── Selected excerpt ──
Abstract
Purpose
Breast cancer survivors are at increased risk of cardiovascular dysfunction following their diagnosis; however, hypertension remains underexplored within this context. This retrospective cohort study examined the incidence of hypertension in breast cancer survivors and the association of race with hypertension risk among them.
Methods
Data for this study were abstracted from the electronic health records of women diagnosed with Stages I–III breast cancer. Incident hypertension diagnosis was identified through International Classification of Diseases codes. Bivariate associations were tested using Student's t‐test and chi‐squared test of independence. Bivariable Cox regression analysis was used to determine demographic and clinical factors that may have been associated with the development of hypertension.
Results
A total of 664 women were included. Most women were 50 years of age or younger (52.0%), White (33.0% Black), and received a mastectomy (80.6%). Overall, 45.5% of the cohort developed hypertension. The 1‐year hypertension‐free survival estimates were 47% (95% confidence interval [CI], 41–54) in Black women and 73% (95% CI, 69–77) in White women (p < 0.0001). Besides race, statistically significant predictors of hypertension included: age greater than 50 (vs. ≤50) (adjusted Hazard Ratio [HR]: 1.40; 95% CI, 1.09–1.80) and residing in a non‐metropolitan area (vs. metropolitan) (adjusted HR: 1.60; 95% CI, 1.19–2.16).
Conclusions
This study suggests that breast cancer survivors who are older, Black, or residing in non‐metropolitan areas may benefit from added surveillance and hypertension prevention strategies during treatment. Future studies are needed to identify contributors to the observed racial and geographic disparities.
───
── Source material ──
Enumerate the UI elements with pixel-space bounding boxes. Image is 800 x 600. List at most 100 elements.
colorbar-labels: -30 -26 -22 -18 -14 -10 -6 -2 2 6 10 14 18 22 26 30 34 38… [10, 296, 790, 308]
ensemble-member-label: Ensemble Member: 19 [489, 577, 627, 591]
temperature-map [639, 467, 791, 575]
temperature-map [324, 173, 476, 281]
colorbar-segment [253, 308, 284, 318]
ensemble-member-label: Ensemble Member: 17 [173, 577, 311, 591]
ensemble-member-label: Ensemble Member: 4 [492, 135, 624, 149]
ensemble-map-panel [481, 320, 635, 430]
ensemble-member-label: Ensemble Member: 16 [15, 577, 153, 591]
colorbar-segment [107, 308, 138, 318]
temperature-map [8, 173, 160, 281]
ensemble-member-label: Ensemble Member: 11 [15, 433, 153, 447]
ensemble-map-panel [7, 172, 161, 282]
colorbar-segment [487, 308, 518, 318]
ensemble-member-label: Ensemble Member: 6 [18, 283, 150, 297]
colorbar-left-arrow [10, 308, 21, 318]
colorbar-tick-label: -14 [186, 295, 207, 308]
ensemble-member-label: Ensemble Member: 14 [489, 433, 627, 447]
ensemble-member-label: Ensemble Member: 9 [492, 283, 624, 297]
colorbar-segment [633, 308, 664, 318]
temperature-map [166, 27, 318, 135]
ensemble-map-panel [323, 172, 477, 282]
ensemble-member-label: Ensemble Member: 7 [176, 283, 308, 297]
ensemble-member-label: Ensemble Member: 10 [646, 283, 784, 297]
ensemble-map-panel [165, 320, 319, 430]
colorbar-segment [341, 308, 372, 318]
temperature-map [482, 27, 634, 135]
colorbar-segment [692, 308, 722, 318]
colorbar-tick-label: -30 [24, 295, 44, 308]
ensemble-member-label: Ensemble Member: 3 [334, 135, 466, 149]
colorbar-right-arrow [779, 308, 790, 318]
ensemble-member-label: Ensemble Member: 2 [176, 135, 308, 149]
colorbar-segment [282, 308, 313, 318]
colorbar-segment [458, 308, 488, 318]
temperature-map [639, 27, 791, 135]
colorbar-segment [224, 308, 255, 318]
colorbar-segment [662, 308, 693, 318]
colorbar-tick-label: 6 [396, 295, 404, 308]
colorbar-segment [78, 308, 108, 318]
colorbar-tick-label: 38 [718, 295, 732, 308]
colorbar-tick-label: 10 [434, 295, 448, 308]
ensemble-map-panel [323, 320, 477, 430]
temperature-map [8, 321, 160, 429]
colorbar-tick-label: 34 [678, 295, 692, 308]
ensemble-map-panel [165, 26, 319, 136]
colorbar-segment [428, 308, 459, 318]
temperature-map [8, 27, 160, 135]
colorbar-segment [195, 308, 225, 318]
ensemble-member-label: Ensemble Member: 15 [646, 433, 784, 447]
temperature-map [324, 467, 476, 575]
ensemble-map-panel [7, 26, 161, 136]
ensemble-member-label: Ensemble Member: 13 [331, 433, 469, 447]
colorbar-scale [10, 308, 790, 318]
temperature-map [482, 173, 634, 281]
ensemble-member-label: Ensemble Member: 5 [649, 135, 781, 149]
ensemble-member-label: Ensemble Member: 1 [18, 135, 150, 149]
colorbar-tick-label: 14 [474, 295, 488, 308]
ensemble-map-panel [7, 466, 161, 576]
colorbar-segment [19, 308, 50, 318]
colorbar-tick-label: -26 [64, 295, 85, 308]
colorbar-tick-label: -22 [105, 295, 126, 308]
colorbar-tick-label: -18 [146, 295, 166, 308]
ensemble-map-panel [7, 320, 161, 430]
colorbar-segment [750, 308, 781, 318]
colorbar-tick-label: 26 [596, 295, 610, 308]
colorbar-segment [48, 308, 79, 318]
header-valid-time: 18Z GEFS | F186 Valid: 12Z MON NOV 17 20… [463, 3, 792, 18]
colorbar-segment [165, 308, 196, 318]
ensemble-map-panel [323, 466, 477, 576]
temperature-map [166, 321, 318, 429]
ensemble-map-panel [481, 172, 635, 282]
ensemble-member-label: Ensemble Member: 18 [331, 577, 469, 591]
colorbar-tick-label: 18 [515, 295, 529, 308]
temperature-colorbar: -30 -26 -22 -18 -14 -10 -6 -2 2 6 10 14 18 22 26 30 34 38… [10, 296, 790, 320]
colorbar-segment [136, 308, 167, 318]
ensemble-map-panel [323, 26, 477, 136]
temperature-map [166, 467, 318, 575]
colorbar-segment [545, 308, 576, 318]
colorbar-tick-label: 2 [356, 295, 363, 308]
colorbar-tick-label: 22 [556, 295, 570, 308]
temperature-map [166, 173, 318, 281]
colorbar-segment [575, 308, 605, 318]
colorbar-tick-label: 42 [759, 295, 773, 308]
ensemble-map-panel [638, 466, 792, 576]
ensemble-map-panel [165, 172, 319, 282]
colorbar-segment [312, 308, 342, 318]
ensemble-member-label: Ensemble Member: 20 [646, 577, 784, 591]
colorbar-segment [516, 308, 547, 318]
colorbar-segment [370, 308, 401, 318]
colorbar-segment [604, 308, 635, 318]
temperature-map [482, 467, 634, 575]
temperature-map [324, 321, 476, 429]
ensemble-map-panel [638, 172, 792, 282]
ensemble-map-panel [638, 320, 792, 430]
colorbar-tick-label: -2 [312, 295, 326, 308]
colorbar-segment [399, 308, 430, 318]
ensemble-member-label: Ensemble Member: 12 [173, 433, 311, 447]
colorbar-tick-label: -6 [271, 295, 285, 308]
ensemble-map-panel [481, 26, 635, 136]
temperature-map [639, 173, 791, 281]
───
# Work task 1
Using the abstract on hypertension in breast cancer survivors, decide whether each statement agrees with it. Give yes or no and quote the deciding words. (a) The study was a prospective cohort study. (b) Hypertension diagnoses were identified through International Classification of Diseases codes. (c) Fewer than half of the cohort developed hypertension.
# Work task 2
List every statistical test or analysis named in the Methods section of the abstract on hypertension in breast cancer survivors.

# Problem solution 1
(a) No: "This retrospective cohort study"
(b) Yes: "Incident hypertension diagnosis was identified through International Classification of Diseases codes."
(c) Yes: "Overall, 45.5% of the cohort developed hypertension."

# Problem solution 2
- Student's t‐test
- chi‐squared test of independence
- Bivariable Cox regression analysis